* [TASK INPUTS]:
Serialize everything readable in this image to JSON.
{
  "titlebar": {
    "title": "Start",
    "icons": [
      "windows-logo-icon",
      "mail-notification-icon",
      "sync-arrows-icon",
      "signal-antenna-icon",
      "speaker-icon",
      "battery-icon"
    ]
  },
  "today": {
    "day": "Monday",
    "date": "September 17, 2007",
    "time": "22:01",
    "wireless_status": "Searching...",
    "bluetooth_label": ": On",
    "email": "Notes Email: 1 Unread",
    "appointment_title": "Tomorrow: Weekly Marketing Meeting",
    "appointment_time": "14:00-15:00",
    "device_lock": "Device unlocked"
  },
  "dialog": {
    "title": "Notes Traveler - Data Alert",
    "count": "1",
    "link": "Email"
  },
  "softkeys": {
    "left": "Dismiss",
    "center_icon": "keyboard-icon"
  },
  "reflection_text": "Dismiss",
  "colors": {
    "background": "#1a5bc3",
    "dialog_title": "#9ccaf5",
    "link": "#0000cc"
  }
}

---

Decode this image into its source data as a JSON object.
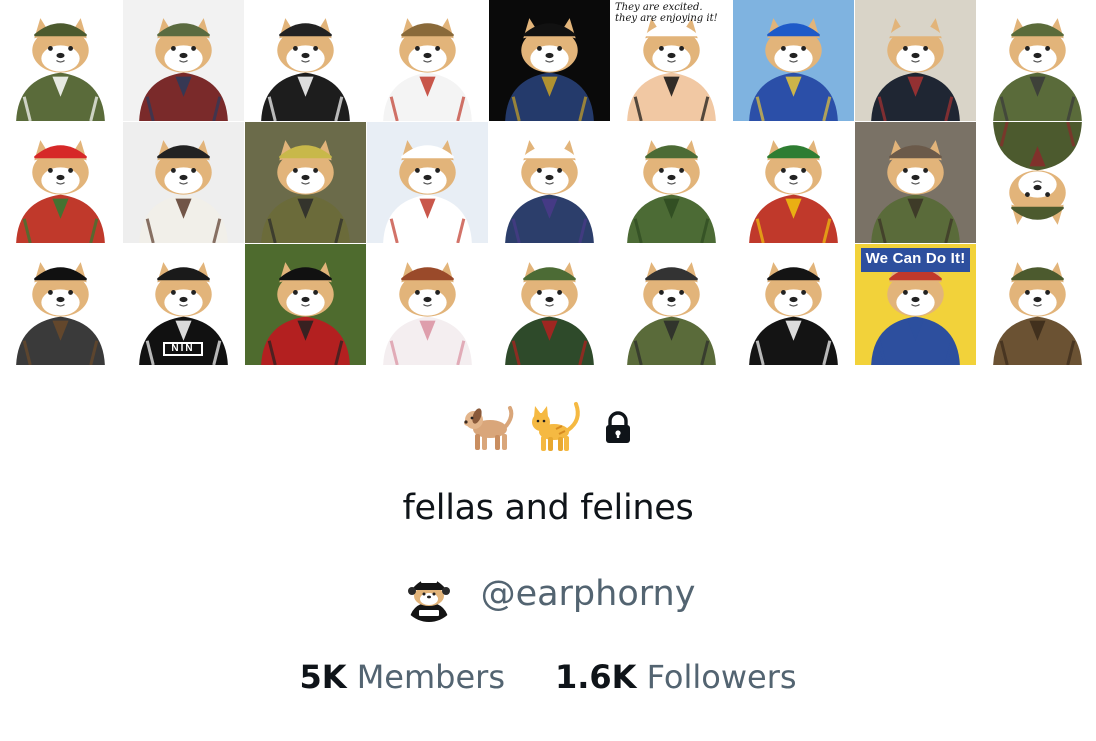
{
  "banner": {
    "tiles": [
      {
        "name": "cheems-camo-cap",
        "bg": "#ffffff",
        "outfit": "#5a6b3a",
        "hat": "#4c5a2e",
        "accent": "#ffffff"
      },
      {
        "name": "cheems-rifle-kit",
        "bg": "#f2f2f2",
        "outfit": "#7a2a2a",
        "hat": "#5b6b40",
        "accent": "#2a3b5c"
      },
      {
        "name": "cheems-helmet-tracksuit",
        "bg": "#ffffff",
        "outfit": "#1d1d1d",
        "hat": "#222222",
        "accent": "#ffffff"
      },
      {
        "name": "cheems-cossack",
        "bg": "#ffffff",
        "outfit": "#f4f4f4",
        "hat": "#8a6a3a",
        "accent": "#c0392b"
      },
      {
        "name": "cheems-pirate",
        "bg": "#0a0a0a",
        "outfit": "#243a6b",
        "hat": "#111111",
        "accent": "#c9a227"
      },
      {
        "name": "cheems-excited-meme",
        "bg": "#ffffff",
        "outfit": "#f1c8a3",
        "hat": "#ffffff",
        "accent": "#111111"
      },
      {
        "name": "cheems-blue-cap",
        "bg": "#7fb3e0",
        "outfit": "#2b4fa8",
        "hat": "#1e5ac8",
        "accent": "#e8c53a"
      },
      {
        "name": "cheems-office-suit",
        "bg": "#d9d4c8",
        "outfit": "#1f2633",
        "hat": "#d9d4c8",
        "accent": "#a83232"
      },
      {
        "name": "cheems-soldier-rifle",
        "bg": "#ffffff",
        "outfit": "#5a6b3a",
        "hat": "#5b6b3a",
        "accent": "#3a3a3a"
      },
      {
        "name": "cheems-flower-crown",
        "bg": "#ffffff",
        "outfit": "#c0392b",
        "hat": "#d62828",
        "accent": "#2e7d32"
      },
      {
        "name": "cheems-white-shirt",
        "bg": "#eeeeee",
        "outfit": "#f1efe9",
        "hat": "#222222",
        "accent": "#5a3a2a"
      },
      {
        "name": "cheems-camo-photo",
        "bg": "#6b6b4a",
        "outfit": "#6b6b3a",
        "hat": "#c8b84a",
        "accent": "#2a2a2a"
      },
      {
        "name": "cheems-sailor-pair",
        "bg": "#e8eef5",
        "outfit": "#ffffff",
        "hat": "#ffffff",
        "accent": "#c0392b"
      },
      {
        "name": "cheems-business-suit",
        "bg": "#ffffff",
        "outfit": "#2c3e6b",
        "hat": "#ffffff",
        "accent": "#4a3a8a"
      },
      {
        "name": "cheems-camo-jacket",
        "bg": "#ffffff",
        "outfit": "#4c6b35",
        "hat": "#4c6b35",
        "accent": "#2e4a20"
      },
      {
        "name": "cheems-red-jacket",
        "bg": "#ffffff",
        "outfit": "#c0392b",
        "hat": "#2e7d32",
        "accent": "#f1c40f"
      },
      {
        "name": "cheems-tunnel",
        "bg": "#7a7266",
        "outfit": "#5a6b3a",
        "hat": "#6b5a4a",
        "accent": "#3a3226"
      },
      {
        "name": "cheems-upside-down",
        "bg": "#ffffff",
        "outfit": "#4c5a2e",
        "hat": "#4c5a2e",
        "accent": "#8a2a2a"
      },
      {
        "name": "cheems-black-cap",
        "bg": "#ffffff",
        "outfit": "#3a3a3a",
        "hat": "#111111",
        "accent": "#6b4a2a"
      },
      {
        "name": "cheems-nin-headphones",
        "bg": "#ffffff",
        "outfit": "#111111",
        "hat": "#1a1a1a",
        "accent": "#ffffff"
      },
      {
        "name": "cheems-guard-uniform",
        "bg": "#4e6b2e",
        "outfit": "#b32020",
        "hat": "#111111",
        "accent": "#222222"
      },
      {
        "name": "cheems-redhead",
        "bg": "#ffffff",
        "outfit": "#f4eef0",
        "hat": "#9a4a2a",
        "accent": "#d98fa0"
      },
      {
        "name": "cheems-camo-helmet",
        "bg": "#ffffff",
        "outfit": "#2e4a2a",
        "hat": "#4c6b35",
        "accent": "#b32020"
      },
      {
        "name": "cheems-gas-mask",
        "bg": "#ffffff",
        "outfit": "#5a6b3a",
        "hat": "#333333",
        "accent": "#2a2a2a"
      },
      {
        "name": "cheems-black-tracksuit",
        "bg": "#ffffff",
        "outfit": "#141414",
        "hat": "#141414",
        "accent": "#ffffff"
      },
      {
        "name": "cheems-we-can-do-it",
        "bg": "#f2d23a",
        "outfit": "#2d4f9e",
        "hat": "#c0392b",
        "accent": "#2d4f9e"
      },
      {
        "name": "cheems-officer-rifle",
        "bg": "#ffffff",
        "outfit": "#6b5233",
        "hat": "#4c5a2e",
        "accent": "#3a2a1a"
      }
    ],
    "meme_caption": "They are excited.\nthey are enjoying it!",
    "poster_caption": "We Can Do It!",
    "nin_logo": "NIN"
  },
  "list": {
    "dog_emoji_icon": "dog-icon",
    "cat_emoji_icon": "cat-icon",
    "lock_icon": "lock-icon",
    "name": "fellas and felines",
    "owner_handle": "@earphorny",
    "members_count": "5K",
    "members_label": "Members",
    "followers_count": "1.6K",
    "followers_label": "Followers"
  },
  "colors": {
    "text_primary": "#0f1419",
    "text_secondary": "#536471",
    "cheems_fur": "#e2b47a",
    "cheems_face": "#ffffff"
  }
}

* [TASK OBJECTIVE]:
Return each line among the entries that holds the word "excited".

* [SOLUTION FOR THIS EXERCISE]:
        "name": "cheems-excited-meme",
    "meme_caption": "They are excited.\nthey are enjoying it!",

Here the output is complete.